● **Set exercise**
Go through the listing and write out all of it exactly.
══ Recorded information
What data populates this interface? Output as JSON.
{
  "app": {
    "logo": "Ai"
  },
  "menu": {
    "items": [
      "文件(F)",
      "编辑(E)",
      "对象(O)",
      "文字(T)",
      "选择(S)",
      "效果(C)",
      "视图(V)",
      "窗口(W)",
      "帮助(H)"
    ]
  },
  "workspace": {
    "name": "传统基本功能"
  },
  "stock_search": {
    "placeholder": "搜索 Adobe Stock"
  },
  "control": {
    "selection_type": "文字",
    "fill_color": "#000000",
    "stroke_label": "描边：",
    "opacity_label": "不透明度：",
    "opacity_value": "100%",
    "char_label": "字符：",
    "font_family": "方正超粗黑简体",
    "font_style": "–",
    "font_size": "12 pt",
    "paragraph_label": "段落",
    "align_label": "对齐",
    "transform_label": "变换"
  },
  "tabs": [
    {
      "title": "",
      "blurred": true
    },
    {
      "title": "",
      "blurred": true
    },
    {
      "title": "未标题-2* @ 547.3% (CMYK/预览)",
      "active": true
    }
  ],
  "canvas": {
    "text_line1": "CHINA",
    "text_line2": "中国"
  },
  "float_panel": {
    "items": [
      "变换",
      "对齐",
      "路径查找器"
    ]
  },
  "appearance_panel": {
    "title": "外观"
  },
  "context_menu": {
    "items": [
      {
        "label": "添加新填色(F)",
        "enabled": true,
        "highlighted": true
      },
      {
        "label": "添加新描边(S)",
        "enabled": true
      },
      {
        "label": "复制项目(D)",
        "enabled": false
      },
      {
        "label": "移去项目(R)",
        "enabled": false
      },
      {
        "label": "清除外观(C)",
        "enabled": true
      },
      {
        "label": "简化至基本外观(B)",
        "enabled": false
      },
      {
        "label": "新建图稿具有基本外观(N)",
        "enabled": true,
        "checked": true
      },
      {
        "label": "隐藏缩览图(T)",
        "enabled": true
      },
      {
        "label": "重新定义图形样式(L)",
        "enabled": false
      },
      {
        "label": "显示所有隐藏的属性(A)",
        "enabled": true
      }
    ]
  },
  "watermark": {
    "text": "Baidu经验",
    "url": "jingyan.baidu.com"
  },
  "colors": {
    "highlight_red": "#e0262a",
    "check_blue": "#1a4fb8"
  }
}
════
● **Solution for this task**
What data populates this interface? Output as JSON.
{
  "app": {
    "logo": "Ai"
  },
  "menu": {
    "items": [
      "文件(F)",
      "编辑(E)",
      "对象(O)",
      "文字(T)",
      "选择(S)",
      "效果(C)",
      "视图(V)",
      "窗口(W)",
      "帮助(H)"
    ]
  },
  "workspace": {
    "name": "传统基本功能"
  },
  "stock_search": {
    "placeholder": "搜索 Adobe Stock"
  },
  "control": {
    "selection_type": "文字",
    "fill_color": "#000000",
    "stroke_label": "描边：",
    "opacity_label": "不透明度：",
    "opacity_value": "100%",
    "char_label": "字符：",
    "font_family": "方正超粗黑简体",
    "font_style": "–",
    "font_size": "12 pt",
    "paragraph_label": "段落",
    "align_label": "对齐",
    "transform_label": "变换"
  },
  "tabs": [
    {
      "title": "",
      "blurred": true
    },
    {
      "title": "",
      "blurred": true
    },
    {
      "title": "未标题-2* @ 547.3% (CMYK/预览)",
      "active": true
    }
  ],
  "canvas": {
    "text_line1": "CHINA",
    "text_line2": "中国"
  },
  "float_panel": {
    "items": [
      "变换",
      "对齐",
      "路径查找器"
    ]
  },
  "appearance_panel": {
    "title": "外观"
  },
  "context_menu": {
    "items": [
      {
        "label": "添加新填色(F)",
        "enabled": true,
        "highlighted": true
      },
      {
        "label": "添加新描边(S)",
        "enabled": true
      },
      {
        "label": "复制项目(D)",
        "enabled": false
      },
      {
        "label": "移去项目(R)",
        "enabled": false
      },
      {
        "label": "清除外观(C)",
        "enabled": true
      },
      {
        "label": "简化至基本外观(B)",
        "enabled": false
      },
      {
        "label": "新建图稿具有基本外观(N)",
        "enabled": true,
        "checked": true
      },
      {
        "label": "隐藏缩览图(T)",
        "enabled": true
      },
      {
        "label": "重新定义图形样式(L)",
        "enabled": false
      },
      {
        "label": "显示所有隐藏的属性(A)",
        "enabled": true
      }
    ]
  },
  "watermark": {
    "text": "Baidu经验",
    "url": "jingyan.baidu.com"
  },
  "colors": {
    "highlight_red": "#e0262a",
    "check_blue": "#1a4fb8"
  }
}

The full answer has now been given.